[begin Entries shown]

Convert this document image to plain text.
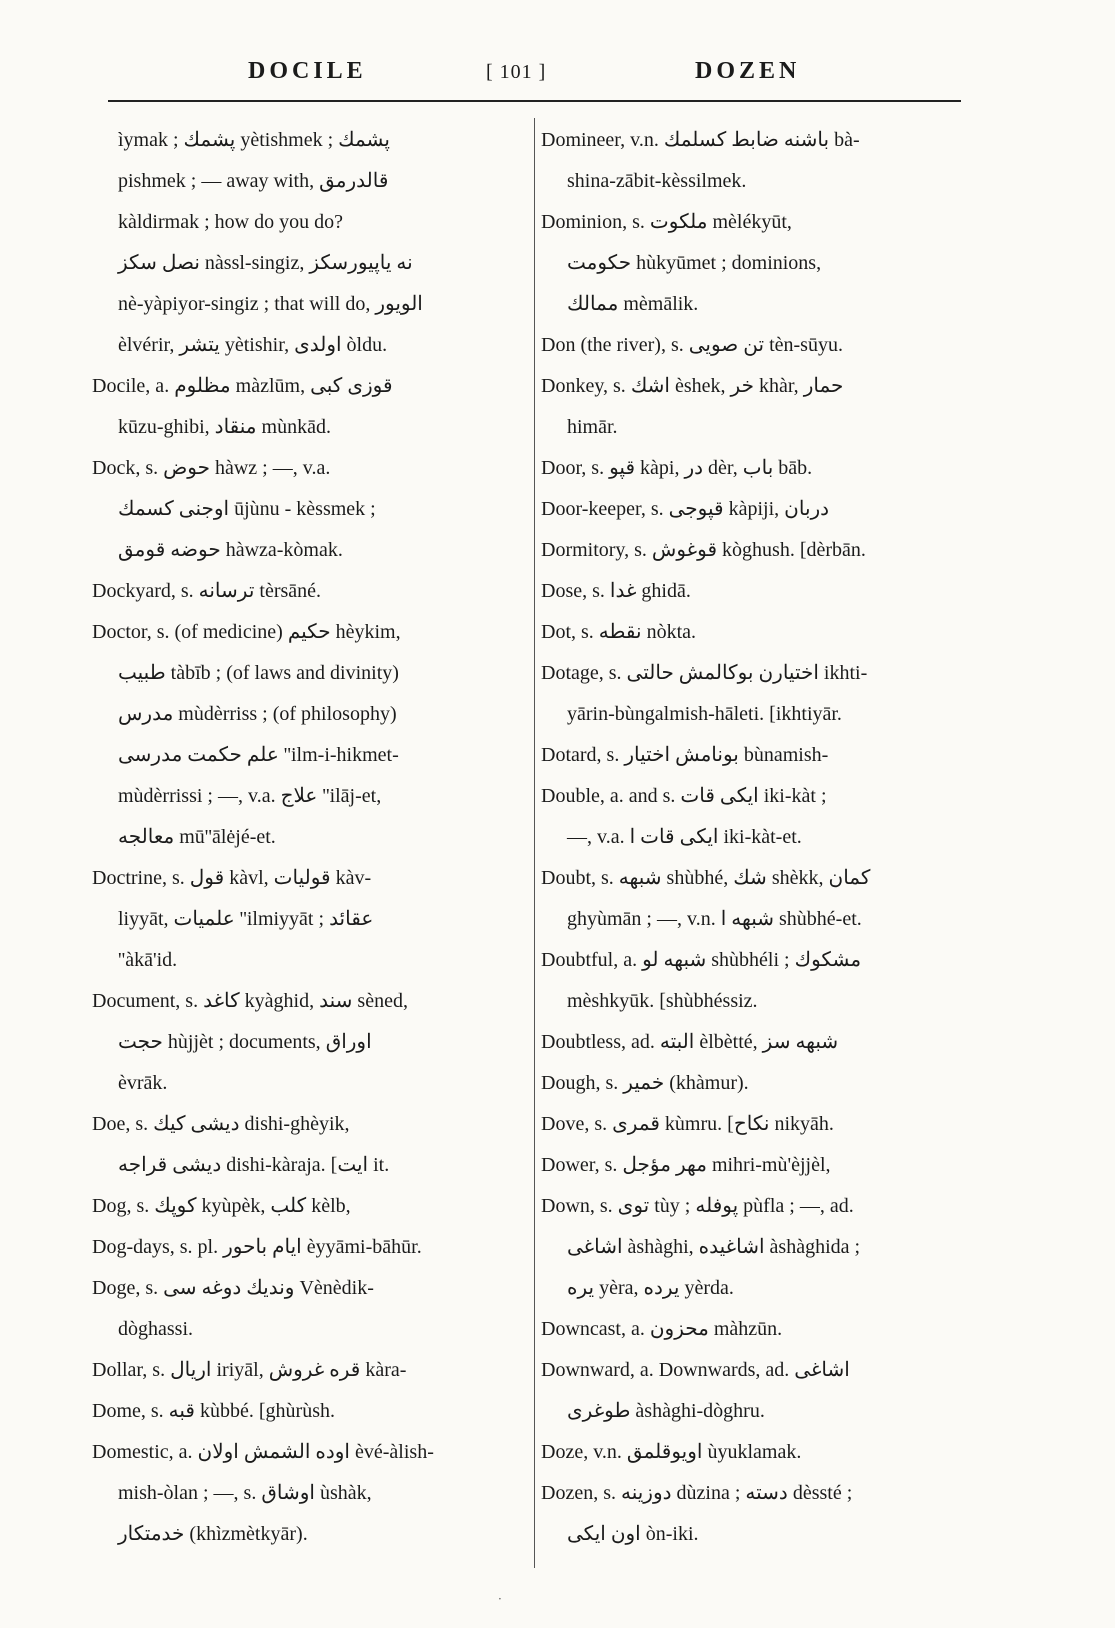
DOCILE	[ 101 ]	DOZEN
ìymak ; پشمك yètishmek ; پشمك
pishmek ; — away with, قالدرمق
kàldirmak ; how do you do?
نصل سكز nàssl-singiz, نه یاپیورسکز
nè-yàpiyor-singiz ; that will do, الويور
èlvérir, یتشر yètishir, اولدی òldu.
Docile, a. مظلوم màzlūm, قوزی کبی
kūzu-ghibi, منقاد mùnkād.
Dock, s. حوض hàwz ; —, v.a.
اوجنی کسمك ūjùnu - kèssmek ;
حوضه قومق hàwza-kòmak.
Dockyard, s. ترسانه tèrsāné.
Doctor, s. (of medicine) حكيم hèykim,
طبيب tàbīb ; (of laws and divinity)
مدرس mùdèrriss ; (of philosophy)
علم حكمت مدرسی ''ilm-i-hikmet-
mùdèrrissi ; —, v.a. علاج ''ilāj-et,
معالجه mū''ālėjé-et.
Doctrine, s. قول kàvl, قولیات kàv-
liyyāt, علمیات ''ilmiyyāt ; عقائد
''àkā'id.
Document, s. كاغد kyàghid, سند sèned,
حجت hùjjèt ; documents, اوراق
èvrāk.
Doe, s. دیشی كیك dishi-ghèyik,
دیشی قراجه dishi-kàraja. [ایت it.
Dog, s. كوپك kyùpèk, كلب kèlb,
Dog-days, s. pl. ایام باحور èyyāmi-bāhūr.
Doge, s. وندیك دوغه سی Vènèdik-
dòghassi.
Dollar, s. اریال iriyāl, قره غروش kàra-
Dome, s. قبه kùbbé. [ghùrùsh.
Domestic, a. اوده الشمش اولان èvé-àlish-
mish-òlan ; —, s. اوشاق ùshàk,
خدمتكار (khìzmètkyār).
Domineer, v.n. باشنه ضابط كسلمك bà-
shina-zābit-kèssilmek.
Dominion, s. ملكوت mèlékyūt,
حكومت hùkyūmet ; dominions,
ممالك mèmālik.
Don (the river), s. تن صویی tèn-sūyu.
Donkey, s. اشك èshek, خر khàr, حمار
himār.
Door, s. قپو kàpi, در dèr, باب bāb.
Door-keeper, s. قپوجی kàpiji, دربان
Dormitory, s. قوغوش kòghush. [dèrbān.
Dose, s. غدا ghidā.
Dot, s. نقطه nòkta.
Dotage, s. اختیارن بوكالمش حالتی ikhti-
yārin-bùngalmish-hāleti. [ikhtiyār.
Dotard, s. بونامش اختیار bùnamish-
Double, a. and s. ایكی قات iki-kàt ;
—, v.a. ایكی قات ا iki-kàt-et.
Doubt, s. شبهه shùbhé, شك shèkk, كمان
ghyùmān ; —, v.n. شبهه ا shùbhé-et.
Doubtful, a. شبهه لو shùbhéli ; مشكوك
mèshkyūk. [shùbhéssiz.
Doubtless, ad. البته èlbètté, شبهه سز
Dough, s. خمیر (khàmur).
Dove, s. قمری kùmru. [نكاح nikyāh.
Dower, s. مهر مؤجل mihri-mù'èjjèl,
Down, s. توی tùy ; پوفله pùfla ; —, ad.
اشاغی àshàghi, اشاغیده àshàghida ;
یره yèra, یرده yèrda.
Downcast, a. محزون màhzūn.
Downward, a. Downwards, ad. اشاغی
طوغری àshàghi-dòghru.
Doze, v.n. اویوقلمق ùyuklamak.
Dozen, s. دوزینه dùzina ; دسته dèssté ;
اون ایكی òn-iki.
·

[end Entries shown]

- **Task brief**:
Report every line in the data above in which the word "شبهه" appears.

- **Response**:
Doubt, s. شبهه shùbhé, شك shèkk, كمان
ghyùmān ; —, v.n. شبهه ا shùbhé-et.
Doubtful, a. شبهه لو shùbhéli ; مشكوك
Doubtless, ad. البته èlbètté, شبهه سز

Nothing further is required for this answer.